• **TASK STATEMENT**: Write out each line exactly as it stands, please.
══ RECORDS SUPPLIED
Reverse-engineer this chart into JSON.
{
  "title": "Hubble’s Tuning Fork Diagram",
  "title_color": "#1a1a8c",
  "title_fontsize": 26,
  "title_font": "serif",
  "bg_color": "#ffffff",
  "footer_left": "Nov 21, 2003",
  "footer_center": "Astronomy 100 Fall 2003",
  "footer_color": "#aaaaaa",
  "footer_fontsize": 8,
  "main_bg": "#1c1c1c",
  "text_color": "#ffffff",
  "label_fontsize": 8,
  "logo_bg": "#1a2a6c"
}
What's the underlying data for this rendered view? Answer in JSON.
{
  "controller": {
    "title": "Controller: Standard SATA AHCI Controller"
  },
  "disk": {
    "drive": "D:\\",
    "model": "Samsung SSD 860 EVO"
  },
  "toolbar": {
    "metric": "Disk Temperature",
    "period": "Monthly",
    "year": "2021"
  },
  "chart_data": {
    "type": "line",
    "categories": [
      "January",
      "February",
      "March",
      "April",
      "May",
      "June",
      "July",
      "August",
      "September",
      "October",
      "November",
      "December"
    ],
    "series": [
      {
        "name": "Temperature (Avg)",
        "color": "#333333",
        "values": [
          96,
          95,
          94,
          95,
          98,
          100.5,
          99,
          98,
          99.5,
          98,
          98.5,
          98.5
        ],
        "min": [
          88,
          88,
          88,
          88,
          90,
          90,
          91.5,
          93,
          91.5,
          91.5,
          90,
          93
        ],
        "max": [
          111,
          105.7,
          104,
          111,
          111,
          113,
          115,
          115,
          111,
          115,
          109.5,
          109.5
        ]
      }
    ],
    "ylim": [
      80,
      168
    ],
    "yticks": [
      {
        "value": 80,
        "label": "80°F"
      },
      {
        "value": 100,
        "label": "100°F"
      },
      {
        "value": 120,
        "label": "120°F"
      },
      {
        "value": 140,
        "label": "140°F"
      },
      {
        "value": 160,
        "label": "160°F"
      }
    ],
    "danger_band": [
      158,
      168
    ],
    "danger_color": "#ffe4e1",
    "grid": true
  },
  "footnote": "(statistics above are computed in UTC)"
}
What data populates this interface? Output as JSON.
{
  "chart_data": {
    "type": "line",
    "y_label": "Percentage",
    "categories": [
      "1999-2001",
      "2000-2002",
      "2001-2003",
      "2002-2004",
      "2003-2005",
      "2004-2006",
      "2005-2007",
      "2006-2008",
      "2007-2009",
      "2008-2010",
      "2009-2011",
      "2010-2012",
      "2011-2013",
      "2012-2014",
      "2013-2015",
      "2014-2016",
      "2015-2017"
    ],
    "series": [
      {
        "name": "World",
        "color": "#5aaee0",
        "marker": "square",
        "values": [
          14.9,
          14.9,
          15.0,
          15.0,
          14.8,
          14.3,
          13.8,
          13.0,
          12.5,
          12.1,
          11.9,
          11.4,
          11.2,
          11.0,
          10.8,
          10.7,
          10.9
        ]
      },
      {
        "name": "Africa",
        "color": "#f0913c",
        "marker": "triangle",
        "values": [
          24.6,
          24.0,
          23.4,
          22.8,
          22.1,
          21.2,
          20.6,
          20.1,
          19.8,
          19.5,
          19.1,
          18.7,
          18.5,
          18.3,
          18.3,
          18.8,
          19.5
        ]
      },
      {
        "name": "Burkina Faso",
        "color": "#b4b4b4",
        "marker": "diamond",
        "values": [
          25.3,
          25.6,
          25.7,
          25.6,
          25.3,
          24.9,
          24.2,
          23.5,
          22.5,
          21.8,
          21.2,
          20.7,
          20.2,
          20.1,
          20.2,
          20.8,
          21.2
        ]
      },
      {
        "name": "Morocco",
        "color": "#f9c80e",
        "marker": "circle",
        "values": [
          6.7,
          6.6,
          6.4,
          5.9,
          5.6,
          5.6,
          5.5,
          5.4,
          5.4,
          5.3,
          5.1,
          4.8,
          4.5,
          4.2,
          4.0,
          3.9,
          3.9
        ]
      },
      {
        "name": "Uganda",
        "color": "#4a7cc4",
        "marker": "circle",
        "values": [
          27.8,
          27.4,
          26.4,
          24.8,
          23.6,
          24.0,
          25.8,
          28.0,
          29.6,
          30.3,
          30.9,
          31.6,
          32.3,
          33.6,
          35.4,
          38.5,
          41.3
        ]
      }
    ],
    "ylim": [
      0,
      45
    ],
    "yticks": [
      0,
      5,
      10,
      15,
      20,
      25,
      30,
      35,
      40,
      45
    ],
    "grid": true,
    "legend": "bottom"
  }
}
════
• **THE RESPONSE**:
Reverse-engineer this chart into JSON.
{
  "title": "Hubble’s Tuning Fork Diagram",
  "title_color": "#1a1a8c",
  "title_fontsize": 26,
  "title_font": "serif",
  "bg_color": "#ffffff",
  "footer_left": "Nov 21, 2003",
  "footer_center": "Astronomy 100 Fall 2003",
  "footer_color": "#aaaaaa",
  "footer_fontsize": 8,
  "main_bg": "#1c1c1c",
  "text_color": "#ffffff",
  "label_fontsize": 8,
  "logo_bg": "#1a2a6c"
}
What's the underlying data for this rendered view? Answer in JSON.
{
  "controller": {
    "title": "Controller: Standard SATA AHCI Controller"
  },
  "disk": {
    "drive": "D:\\",
    "model": "Samsung SSD 860 EVO"
  },
  "toolbar": {
    "metric": "Disk Temperature",
    "period": "Monthly",
    "year": "2021"
  },
  "chart_data": {
    "type": "line",
    "categories": [
      "January",
      "February",
      "March",
      "April",
      "May",
      "June",
      "July",
      "August",
      "September",
      "October",
      "November",
      "December"
    ],
    "series": [
      {
        "name": "Temperature (Avg)",
        "color": "#333333",
        "values": [
          96,
          95,
          94,
          95,
          98,
          100.5,
          99,
          98,
          99.5,
          98,
          98.5,
          98.5
        ],
        "min": [
          88,
          88,
          88,
          88,
          90,
          90,
          91.5,
          93,
          91.5,
          91.5,
          90,
          93
        ],
        "max": [
          111,
          105.7,
          104,
          111,
          111,
          113,
          115,
          115,
          111,
          115,
          109.5,
          109.5
        ]
      }
    ],
    "ylim": [
      80,
      168
    ],
    "yticks": [
      {
        "value": 80,
        "label": "80°F"
      },
      {
        "value": 100,
        "label": "100°F"
      },
      {
        "value": 120,
        "label": "120°F"
      },
      {
        "value": 140,
        "label": "140°F"
      },
      {
        "value": 160,
        "label": "160°F"
      }
    ],
    "danger_band": [
      158,
      168
    ],
    "danger_color": "#ffe4e1",
    "grid": true
  },
  "footnote": "(statistics above are computed in UTC)"
}
What data populates this interface? Output as JSON.
{
  "chart_data": {
    "type": "line",
    "y_label": "Percentage",
    "categories": [
      "1999-2001",
      "2000-2002",
      "2001-2003",
      "2002-2004",
      "2003-2005",
      "2004-2006",
      "2005-2007",
      "2006-2008",
      "2007-2009",
      "2008-2010",
      "2009-2011",
      "2010-2012",
      "2011-2013",
      "2012-2014",
      "2013-2015",
      "2014-2016",
      "2015-2017"
    ],
    "series": [
      {
        "name": "World",
        "color": "#5aaee0",
        "marker": "square",
        "values": [
          14.9,
          14.9,
          15.0,
          15.0,
          14.8,
          14.3,
          13.8,
          13.0,
          12.5,
          12.1,
          11.9,
          11.4,
          11.2,
          11.0,
          10.8,
          10.7,
          10.9
        ]
      },
      {
        "name": "Africa",
        "color": "#f0913c",
        "marker": "triangle",
        "values": [
          24.6,
          24.0,
          23.4,
          22.8,
          22.1,
          21.2,
          20.6,
          20.1,
          19.8,
          19.5,
          19.1,
          18.7,
          18.5,
          18.3,
          18.3,
          18.8,
          19.5
        ]
      },
      {
        "name": "Burkina Faso",
        "color": "#b4b4b4",
        "marker": "diamond",
        "values": [
          25.3,
          25.6,
          25.7,
          25.6,
          25.3,
          24.9,
          24.2,
          23.5,
          22.5,
          21.8,
          21.2,
          20.7,
          20.2,
          20.1,
          20.2,
          20.8,
          21.2
        ]
      },
      {
        "name": "Morocco",
        "color": "#f9c80e",
        "marker": "circle",
        "values": [
          6.7,
          6.6,
          6.4,
          5.9,
          5.6,
          5.6,
          5.5,
          5.4,
          5.4,
          5.3,
          5.1,
          4.8,
          4.5,
          4.2,
          4.0,
          3.9,
          3.9
        ]
      },
      {
        "name": "Uganda",
        "color": "#4a7cc4",
        "marker": "circle",
        "values": [
          27.8,
          27.4,
          26.4,
          24.8,
          23.6,
          24.0,
          25.8,
          28.0,
          29.6,
          30.3,
          30.9,
          31.6,
          32.3,
          33.6,
          35.4,
          38.5,
          41.3
        ]
      }
    ],
    "ylim": [
      0,
      45
    ],
    "yticks": [
      0,
      5,
      10,
      15,
      20,
      25,
      30,
      35,
      40,
      45
    ],
    "grid": true,
    "legend": "bottom"
  }
}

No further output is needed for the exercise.